Below, find each line holding "vastgezet" and state how many there are, using the number alone.

───── SOURCE MATERIAL

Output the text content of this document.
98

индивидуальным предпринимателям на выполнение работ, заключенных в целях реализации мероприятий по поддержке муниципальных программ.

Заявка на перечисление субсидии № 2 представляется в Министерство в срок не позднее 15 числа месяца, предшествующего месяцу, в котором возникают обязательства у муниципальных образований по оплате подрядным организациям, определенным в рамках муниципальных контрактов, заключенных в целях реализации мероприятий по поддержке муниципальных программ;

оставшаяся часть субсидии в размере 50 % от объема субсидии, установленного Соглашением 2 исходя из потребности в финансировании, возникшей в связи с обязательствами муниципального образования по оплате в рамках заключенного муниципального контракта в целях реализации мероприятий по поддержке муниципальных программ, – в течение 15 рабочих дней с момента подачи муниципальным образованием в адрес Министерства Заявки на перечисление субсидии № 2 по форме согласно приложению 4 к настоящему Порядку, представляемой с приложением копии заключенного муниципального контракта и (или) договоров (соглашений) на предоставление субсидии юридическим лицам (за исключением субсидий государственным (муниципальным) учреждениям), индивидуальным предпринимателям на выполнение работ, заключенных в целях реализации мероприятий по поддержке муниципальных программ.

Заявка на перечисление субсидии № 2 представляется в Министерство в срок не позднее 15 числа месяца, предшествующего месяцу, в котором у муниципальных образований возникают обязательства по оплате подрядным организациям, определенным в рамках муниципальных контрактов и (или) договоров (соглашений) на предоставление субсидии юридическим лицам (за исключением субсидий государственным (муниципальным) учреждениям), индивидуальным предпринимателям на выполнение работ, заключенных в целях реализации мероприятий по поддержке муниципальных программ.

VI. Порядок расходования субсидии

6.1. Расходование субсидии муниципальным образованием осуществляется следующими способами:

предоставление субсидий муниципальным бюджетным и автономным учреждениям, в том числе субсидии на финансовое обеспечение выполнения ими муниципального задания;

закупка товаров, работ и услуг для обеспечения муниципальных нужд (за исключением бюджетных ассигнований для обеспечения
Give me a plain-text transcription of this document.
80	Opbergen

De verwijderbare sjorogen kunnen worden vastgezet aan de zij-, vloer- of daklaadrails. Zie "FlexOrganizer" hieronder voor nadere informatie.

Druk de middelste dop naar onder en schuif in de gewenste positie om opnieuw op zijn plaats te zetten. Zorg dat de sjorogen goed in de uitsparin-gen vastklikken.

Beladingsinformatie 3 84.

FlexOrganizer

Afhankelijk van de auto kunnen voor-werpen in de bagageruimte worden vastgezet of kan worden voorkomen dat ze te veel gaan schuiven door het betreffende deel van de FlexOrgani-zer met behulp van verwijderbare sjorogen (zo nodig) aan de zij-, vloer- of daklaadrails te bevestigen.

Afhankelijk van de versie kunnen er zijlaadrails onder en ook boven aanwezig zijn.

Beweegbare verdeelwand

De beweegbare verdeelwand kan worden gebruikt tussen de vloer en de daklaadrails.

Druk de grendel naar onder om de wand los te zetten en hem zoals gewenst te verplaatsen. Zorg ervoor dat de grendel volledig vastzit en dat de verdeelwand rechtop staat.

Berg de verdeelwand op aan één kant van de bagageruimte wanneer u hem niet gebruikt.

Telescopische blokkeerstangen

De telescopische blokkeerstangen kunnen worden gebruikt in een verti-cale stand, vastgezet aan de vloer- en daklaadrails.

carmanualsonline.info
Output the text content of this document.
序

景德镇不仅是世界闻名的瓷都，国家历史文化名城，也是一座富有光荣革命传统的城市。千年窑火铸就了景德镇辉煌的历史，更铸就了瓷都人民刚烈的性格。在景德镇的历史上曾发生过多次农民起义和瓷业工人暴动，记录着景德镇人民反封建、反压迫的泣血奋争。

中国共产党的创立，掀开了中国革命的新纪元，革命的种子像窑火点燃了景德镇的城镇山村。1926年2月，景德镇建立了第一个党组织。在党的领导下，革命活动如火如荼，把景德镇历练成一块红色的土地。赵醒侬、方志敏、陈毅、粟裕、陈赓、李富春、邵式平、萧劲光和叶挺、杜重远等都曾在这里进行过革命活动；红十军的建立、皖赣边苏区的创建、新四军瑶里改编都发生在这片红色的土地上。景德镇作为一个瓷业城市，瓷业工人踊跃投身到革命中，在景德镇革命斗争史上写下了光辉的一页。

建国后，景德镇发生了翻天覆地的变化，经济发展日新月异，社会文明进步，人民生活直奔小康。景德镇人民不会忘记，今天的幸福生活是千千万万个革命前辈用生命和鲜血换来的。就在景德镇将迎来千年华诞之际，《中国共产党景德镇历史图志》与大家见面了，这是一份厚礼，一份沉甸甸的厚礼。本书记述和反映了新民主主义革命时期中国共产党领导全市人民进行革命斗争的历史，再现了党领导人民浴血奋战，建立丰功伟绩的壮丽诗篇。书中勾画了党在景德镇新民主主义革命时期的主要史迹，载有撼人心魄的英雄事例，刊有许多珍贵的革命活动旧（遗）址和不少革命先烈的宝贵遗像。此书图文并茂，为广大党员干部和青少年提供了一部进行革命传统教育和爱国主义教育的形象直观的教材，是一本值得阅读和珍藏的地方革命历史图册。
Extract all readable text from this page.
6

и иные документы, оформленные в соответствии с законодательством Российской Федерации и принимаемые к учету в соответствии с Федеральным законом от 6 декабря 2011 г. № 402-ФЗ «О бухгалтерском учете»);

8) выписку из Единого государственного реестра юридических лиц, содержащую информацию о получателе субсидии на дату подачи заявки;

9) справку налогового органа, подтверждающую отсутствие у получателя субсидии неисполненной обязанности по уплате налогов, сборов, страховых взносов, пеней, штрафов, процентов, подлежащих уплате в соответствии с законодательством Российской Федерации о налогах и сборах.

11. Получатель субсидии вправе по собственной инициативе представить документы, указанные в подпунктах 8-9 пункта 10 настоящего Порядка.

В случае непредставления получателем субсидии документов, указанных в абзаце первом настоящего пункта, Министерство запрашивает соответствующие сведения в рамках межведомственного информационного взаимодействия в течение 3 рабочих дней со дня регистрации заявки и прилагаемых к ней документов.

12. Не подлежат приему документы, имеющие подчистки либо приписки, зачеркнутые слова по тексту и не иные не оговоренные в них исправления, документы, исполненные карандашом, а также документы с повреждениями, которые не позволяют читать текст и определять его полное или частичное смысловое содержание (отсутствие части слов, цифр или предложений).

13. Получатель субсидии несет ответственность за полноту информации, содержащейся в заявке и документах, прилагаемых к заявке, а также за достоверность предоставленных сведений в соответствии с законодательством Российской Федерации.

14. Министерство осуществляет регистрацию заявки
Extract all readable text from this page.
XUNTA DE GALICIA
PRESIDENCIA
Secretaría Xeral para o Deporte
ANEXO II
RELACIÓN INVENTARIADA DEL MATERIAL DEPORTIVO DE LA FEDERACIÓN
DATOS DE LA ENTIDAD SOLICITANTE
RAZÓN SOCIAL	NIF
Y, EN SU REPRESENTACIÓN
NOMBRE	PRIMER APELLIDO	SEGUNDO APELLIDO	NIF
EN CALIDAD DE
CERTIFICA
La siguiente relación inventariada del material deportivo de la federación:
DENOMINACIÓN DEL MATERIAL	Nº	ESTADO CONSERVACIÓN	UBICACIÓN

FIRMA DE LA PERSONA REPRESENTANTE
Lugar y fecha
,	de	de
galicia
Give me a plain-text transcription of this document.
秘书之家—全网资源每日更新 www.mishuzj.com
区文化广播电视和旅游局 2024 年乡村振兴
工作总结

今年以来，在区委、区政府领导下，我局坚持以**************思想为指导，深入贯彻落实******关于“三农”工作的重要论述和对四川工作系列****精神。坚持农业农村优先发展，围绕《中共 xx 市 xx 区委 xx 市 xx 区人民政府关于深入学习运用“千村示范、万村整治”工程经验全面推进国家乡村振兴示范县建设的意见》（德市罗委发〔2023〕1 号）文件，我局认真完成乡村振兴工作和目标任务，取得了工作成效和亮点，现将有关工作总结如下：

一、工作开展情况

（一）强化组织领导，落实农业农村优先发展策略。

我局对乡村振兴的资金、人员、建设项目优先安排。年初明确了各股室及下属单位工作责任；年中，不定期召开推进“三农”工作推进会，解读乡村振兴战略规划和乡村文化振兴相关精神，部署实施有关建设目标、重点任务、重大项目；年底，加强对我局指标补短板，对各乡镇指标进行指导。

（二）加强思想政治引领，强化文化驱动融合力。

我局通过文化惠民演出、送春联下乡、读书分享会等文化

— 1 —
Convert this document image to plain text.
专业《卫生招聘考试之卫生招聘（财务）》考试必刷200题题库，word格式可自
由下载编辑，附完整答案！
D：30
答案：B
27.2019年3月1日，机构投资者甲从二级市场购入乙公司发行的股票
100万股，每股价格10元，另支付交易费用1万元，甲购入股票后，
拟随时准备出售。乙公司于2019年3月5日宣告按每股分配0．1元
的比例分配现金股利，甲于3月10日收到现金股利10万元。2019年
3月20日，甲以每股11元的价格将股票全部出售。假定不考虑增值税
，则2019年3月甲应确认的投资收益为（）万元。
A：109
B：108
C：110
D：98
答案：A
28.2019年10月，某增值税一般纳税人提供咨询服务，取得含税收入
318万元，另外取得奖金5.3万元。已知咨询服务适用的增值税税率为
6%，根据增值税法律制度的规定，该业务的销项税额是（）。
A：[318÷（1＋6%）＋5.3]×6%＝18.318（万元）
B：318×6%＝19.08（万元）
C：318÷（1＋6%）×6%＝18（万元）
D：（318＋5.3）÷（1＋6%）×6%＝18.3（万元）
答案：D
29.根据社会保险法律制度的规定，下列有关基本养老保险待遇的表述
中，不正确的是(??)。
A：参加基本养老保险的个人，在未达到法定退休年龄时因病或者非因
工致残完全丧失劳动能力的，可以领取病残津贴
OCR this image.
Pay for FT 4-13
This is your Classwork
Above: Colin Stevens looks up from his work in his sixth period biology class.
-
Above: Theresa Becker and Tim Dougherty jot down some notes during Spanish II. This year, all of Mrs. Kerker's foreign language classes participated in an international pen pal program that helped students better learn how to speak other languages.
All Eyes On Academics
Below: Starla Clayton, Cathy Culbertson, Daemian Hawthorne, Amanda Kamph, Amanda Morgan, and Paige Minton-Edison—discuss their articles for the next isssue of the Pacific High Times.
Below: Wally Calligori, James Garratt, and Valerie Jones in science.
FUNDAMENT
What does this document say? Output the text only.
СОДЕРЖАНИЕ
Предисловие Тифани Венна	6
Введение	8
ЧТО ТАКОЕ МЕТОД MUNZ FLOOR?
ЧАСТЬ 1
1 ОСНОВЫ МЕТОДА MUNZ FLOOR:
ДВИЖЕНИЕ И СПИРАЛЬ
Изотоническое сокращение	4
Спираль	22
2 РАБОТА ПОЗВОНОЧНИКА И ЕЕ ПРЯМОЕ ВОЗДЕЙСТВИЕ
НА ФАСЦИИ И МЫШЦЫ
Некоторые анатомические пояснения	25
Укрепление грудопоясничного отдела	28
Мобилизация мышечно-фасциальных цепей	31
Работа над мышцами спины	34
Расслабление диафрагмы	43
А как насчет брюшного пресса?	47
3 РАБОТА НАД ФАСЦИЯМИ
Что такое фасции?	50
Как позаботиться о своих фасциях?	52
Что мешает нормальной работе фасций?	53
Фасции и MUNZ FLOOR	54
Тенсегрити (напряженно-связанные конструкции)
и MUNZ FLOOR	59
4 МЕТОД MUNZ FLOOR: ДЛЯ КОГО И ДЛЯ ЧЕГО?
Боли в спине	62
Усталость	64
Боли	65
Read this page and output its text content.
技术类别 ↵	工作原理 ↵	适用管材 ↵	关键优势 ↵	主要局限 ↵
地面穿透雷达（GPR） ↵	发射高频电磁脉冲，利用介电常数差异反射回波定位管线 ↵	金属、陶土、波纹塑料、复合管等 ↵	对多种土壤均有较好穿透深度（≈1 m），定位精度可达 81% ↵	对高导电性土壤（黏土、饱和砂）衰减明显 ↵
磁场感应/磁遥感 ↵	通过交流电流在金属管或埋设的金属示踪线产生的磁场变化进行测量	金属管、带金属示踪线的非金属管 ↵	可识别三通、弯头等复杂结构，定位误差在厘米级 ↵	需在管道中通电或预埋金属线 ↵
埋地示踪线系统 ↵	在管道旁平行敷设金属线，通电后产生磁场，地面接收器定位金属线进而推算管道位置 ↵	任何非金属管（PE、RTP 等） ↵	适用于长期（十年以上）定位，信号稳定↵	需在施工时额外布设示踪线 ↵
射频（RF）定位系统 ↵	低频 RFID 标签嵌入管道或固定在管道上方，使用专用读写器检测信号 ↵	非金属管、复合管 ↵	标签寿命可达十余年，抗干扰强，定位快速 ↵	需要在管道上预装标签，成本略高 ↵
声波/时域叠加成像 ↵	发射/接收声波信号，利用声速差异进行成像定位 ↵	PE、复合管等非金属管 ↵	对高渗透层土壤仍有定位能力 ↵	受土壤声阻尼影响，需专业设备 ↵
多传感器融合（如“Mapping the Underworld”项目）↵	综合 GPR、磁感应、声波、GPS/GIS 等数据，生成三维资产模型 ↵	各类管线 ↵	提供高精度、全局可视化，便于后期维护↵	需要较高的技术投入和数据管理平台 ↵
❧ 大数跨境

──────────

→ FINAL RESULT: 3